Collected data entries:
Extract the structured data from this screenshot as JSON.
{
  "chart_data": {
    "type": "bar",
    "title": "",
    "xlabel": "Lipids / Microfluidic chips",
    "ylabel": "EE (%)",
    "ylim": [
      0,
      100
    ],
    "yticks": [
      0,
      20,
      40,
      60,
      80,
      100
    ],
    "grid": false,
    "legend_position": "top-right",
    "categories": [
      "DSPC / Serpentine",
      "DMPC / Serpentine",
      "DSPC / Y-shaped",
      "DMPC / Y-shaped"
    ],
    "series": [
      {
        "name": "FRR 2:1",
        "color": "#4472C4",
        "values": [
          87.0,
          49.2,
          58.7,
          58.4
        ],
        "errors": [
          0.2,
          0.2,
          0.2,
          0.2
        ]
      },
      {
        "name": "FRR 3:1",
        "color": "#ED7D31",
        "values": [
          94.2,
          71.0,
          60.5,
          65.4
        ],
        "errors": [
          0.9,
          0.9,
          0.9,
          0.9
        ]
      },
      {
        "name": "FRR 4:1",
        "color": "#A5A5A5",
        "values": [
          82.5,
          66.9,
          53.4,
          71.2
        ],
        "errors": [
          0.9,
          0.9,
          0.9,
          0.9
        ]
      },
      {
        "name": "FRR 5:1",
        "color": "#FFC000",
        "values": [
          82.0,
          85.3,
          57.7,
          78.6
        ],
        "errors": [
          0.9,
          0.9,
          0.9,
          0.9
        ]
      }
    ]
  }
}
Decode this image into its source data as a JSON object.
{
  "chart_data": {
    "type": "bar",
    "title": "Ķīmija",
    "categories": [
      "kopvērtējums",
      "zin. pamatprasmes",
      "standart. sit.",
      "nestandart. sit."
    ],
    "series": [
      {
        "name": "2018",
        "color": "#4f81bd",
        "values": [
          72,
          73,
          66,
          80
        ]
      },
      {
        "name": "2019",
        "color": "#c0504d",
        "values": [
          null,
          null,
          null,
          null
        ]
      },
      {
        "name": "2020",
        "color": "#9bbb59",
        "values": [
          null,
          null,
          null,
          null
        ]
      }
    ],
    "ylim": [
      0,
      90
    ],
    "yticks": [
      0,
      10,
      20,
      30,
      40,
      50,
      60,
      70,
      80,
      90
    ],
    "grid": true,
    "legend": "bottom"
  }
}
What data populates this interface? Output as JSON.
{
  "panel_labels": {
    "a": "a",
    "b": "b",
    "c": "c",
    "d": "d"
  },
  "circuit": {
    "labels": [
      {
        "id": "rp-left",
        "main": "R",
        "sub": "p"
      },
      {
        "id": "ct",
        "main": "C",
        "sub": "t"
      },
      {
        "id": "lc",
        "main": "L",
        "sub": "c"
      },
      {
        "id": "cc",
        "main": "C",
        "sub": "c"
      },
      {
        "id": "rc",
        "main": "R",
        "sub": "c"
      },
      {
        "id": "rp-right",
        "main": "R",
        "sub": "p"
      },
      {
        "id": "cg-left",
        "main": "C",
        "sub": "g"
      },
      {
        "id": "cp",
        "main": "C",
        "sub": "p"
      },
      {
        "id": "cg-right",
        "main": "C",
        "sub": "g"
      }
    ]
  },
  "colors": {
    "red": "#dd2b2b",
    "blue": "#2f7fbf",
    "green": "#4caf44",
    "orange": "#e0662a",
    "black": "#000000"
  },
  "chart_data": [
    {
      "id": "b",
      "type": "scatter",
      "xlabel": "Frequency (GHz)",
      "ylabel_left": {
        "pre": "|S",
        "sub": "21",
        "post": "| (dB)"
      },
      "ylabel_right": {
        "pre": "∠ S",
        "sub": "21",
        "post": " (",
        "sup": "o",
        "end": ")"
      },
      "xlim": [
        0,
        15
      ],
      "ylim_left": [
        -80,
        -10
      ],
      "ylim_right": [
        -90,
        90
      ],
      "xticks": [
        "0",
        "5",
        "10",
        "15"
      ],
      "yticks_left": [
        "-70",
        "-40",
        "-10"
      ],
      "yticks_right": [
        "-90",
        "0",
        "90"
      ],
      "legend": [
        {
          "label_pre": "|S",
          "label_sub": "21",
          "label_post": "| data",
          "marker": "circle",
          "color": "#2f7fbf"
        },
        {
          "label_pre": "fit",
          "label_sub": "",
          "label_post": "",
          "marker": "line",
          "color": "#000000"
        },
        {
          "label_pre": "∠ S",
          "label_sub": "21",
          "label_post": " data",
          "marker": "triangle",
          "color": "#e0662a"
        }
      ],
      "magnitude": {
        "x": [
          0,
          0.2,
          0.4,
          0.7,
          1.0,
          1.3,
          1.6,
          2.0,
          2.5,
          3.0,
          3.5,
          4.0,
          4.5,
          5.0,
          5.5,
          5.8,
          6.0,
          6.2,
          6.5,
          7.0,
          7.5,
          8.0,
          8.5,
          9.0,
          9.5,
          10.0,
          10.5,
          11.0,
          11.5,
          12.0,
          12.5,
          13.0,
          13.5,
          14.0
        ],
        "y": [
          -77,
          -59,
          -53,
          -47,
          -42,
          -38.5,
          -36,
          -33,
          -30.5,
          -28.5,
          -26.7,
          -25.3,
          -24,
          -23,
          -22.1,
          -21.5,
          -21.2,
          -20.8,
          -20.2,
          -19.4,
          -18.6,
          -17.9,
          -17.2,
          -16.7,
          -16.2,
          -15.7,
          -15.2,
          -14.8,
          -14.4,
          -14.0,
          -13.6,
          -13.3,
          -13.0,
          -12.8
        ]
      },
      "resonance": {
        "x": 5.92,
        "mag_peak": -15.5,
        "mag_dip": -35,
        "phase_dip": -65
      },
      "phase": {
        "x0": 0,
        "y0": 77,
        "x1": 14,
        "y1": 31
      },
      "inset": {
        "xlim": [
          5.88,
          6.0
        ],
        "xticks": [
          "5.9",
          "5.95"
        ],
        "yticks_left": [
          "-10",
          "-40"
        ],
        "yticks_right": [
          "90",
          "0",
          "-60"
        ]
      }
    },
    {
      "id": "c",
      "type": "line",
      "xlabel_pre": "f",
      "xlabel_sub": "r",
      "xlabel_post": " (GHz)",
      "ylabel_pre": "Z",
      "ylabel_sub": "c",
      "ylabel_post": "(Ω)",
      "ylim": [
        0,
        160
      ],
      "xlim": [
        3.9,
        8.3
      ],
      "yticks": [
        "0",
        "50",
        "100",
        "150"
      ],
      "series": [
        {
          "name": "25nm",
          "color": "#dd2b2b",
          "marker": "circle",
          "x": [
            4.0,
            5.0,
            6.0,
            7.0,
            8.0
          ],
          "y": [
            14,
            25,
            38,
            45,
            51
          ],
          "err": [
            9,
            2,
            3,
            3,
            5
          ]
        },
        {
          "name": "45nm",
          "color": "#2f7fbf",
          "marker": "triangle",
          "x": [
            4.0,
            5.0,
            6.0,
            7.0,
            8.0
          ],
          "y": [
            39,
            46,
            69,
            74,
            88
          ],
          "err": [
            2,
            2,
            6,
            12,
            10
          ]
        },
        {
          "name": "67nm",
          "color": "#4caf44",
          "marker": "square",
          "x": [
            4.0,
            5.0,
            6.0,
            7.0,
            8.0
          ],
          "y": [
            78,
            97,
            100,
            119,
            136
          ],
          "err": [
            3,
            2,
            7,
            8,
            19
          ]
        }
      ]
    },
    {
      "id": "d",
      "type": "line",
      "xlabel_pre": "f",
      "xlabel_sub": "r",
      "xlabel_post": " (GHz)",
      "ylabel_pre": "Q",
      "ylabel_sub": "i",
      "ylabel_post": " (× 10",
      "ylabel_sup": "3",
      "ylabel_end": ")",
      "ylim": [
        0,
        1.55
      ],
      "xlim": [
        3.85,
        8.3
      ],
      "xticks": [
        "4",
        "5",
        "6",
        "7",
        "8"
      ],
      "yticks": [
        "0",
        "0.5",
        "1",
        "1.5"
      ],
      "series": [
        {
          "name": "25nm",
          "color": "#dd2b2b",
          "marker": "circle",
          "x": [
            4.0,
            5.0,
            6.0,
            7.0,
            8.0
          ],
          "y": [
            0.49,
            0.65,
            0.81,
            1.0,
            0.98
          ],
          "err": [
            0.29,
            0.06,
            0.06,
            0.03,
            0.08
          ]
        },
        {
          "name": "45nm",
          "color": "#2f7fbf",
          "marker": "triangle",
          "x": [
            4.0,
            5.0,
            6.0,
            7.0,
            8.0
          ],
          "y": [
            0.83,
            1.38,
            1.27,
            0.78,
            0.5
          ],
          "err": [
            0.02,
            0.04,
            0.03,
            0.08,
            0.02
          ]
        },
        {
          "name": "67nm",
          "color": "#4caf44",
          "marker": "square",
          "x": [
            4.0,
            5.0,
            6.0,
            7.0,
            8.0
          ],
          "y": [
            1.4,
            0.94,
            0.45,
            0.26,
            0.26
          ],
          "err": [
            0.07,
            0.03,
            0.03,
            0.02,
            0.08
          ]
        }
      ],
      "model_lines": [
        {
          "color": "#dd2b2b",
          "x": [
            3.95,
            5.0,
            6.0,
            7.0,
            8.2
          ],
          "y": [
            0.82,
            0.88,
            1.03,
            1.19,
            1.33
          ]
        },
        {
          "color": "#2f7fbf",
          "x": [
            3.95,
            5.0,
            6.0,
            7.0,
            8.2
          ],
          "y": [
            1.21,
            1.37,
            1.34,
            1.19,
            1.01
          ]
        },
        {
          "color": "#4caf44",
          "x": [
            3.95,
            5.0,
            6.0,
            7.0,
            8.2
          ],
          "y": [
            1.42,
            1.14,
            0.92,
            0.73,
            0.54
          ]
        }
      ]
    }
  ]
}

* _Goal_
Check each line above for the string "JSON", then copy the ones that have it.

* _Solution_
Extract the structured data from this screenshot as JSON.
Decode this image into its source data as a JSON object.
What data populates this interface? Output as JSON.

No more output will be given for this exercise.